Aim of the task |
Every line below is to be copied exactly, with the pictures left out.

>> Start Available records

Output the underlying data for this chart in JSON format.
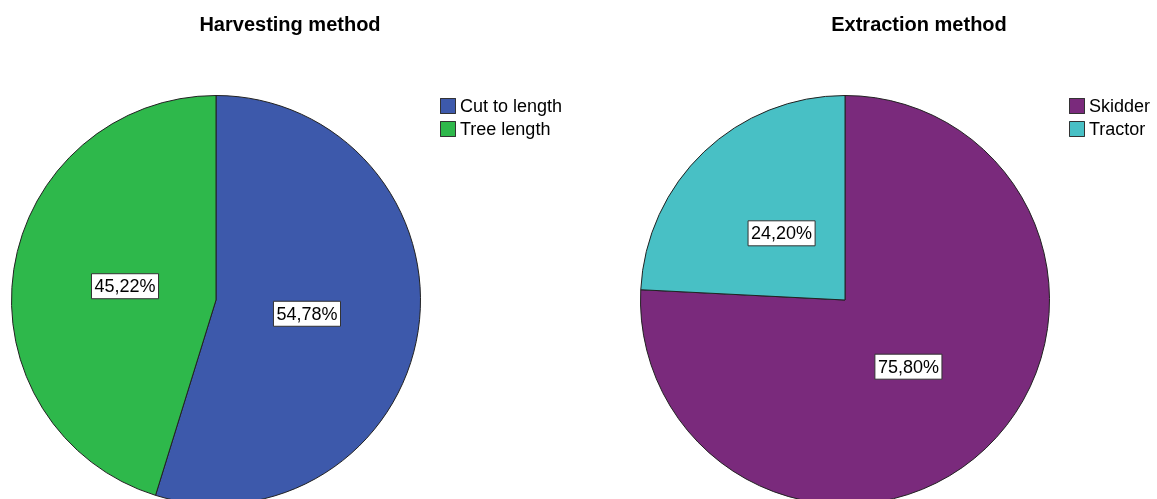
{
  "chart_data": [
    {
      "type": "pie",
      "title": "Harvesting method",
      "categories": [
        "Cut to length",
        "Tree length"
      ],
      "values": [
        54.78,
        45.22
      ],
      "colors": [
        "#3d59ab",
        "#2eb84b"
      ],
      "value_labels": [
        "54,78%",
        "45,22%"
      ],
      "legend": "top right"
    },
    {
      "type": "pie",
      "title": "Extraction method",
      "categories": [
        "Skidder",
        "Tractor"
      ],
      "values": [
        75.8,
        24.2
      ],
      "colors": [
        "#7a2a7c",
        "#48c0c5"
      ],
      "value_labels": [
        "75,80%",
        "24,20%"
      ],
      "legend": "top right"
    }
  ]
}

>> End Available records

Result for this exercise |
Output the underlying data for this chart in JSON format.
{
  "chart_data": [
    {
      "type": "pie",
      "title": "Harvesting method",
      "categories": [
        "Cut to length",
        "Tree length"
      ],
      "values": [
        54.78,
        45.22
      ],
      "colors": [
        "#3d59ab",
        "#2eb84b"
      ],
      "value_labels": [
        "54,78%",
        "45,22%"
      ],
      "legend": "top right"
    },
    {
      "type": "pie",
      "title": "Extraction method",
      "categories": [
        "Skidder",
        "Tractor"
      ],
      "values": [
        75.8,
        24.2
      ],
      "colors": [
        "#7a2a7c",
        "#48c0c5"
      ],
      "value_labels": [
        "75,80%",
        "24,20%"
      ],
      "legend": "top right"
    }
  ]
}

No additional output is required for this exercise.